[BEGIN]
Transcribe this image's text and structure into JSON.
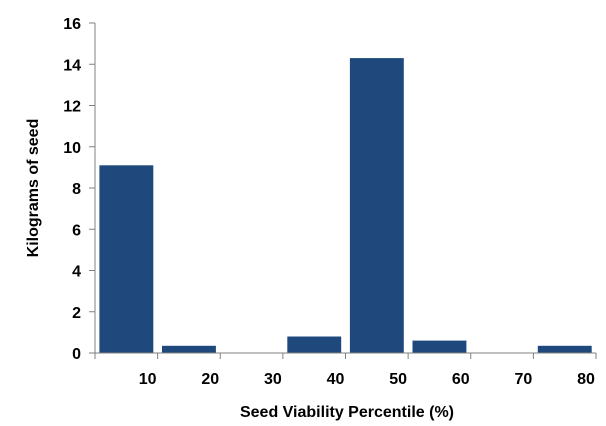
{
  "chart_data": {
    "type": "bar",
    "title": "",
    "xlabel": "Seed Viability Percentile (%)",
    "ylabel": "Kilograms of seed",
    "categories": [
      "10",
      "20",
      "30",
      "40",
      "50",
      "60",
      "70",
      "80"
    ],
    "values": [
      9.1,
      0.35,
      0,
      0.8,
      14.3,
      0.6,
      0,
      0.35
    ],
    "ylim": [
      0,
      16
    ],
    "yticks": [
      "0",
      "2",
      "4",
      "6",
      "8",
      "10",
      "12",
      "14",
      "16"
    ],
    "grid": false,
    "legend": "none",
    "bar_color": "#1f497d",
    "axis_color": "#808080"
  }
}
[END]
[BEGIN]
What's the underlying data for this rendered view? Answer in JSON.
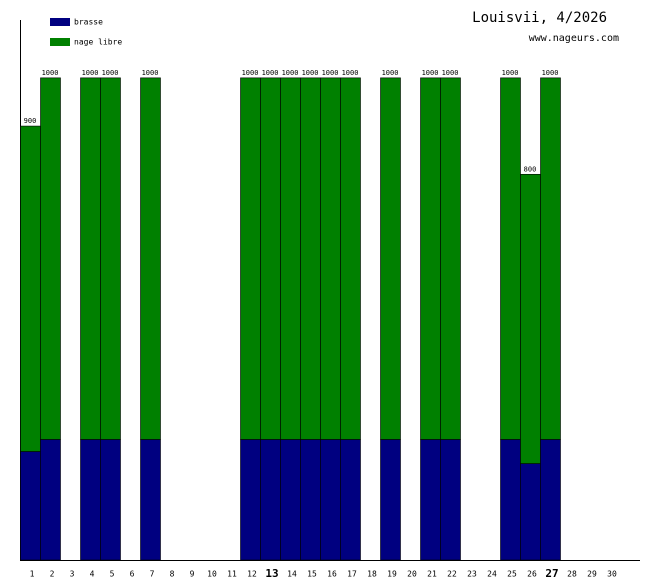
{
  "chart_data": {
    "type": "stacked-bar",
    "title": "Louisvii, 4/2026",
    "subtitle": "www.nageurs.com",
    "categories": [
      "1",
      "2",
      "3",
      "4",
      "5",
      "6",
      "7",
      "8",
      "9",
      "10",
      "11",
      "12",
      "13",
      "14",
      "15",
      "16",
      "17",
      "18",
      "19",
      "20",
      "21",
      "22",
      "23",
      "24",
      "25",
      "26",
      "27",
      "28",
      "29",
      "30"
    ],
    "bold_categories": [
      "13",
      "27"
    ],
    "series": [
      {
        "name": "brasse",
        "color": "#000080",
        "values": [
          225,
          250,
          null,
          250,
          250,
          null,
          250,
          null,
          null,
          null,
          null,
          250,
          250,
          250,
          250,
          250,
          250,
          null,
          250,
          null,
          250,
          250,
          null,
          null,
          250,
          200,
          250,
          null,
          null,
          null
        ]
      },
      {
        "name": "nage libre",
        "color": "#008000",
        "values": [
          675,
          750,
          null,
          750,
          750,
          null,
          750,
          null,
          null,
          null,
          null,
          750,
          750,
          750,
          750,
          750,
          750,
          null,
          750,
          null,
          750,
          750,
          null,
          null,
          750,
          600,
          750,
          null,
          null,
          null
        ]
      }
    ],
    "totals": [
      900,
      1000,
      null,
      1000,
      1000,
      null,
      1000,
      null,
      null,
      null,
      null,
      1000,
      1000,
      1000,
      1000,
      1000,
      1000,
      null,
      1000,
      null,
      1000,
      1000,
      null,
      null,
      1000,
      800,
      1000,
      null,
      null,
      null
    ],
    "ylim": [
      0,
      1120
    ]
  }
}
[END]
Pull out every line above that holds the word "this".

- **Task output**
Transcribe this image's text and structure into JSON.
What's the underlying data for this rendered view? Answer in JSON.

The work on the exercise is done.